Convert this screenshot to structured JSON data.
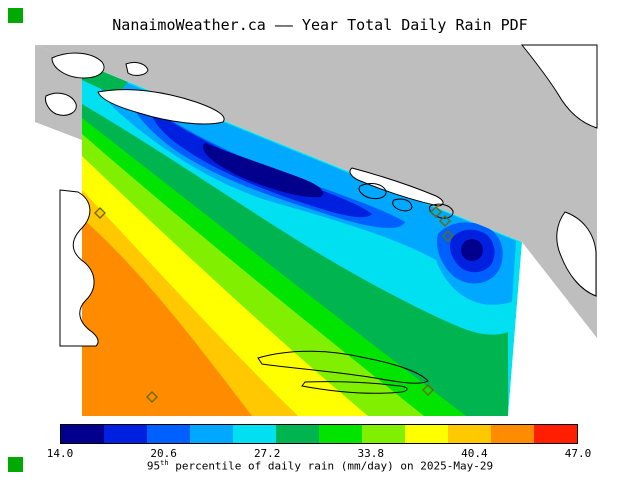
{
  "page": {
    "title": "NanaimoWeather.ca —— Year Total Daily Rain PDF",
    "caption": {
      "base": "95",
      "sup": "th",
      "rest": " percentile of daily rain (mm/day) on 2025-May-29"
    }
  },
  "colorbar": {
    "ticks": [
      "14.0",
      "20.6",
      "27.2",
      "33.8",
      "40.4",
      "47.0"
    ],
    "colors": [
      "#00008c",
      "#0020e0",
      "#0060ff",
      "#00a8ff",
      "#00e0f0",
      "#00b450",
      "#00e400",
      "#80f000",
      "#ffff00",
      "#ffc800",
      "#ff8c00",
      "#ff1e00"
    ]
  },
  "map": {
    "land_color": "#bebebe",
    "island_fill": "#ffffff",
    "coastline_color": "#000000",
    "marker_color": "#6b6b00",
    "corner_square_color": "#00a800"
  },
  "chart_data": {
    "type": "heatmap",
    "title": "NanaimoWeather.ca —— Year Total Daily Rain PDF",
    "subtitle": "95th percentile of daily rain (mm/day) on 2025-May-29",
    "units": "mm/day",
    "scale_min": 14.0,
    "scale_max": 47.0,
    "scale_ticks": [
      14.0,
      20.6,
      27.2,
      33.8,
      40.4,
      47.0
    ],
    "legend_position": "bottom",
    "regions": [
      {
        "area": "upper-central strait along northeast coast",
        "value_range": "14-17",
        "color": "dark navy blue",
        "note": "primary minimum"
      },
      {
        "area": "band surrounding the northern minimum",
        "value_range": "17-24",
        "color": "blue to light blue"
      },
      {
        "area": "pocket near east coast (right of center)",
        "value_range": "14-20",
        "color": "blue with navy core",
        "note": "secondary minimum"
      },
      {
        "area": "central strait diagonal band",
        "value_range": "24-30",
        "color": "cyan"
      },
      {
        "area": "mid-lower strait",
        "value_range": "30-36",
        "color": "green to yellow-green"
      },
      {
        "area": "southwest / lower-left (Vancouver Island side)",
        "value_range": "36-44",
        "color": "yellow to orange",
        "note": "maximum"
      }
    ],
    "markers": {
      "symbol": "diamond",
      "count": 6,
      "meaning": "station locations"
    }
  }
}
=-=-=-=-=
EXERCISE GOAL: Transcribe each entry above exactly, apart from the pictures.

FULL ANSWER:
Convert this screenshot to structured JSON data.
{
  "page": {
    "title": "NanaimoWeather.ca —— Year Total Daily Rain PDF",
    "caption": {
      "base": "95",
      "sup": "th",
      "rest": " percentile of daily rain (mm/day) on 2025-May-29"
    }
  },
  "colorbar": {
    "ticks": [
      "14.0",
      "20.6",
      "27.2",
      "33.8",
      "40.4",
      "47.0"
    ],
    "colors": [
      "#00008c",
      "#0020e0",
      "#0060ff",
      "#00a8ff",
      "#00e0f0",
      "#00b450",
      "#00e400",
      "#80f000",
      "#ffff00",
      "#ffc800",
      "#ff8c00",
      "#ff1e00"
    ]
  },
  "map": {
    "land_color": "#bebebe",
    "island_fill": "#ffffff",
    "coastline_color": "#000000",
    "marker_color": "#6b6b00",
    "corner_square_color": "#00a800"
  },
  "chart_data": {
    "type": "heatmap",
    "title": "NanaimoWeather.ca —— Year Total Daily Rain PDF",
    "subtitle": "95th percentile of daily rain (mm/day) on 2025-May-29",
    "units": "mm/day",
    "scale_min": 14.0,
    "scale_max": 47.0,
    "scale_ticks": [
      14.0,
      20.6,
      27.2,
      33.8,
      40.4,
      47.0
    ],
    "legend_position": "bottom",
    "regions": [
      {
        "area": "upper-central strait along northeast coast",
        "value_range": "14-17",
        "color": "dark navy blue",
        "note": "primary minimum"
      },
      {
        "area": "band surrounding the northern minimum",
        "value_range": "17-24",
        "color": "blue to light blue"
      },
      {
        "area": "pocket near east coast (right of center)",
        "value_range": "14-20",
        "color": "blue with navy core",
        "note": "secondary minimum"
      },
      {
        "area": "central strait diagonal band",
        "value_range": "24-30",
        "color": "cyan"
      },
      {
        "area": "mid-lower strait",
        "value_range": "30-36",
        "color": "green to yellow-green"
      },
      {
        "area": "southwest / lower-left (Vancouver Island side)",
        "value_range": "36-44",
        "color": "yellow to orange",
        "note": "maximum"
      }
    ],
    "markers": {
      "symbol": "diamond",
      "count": 6,
      "meaning": "station locations"
    }
  }
}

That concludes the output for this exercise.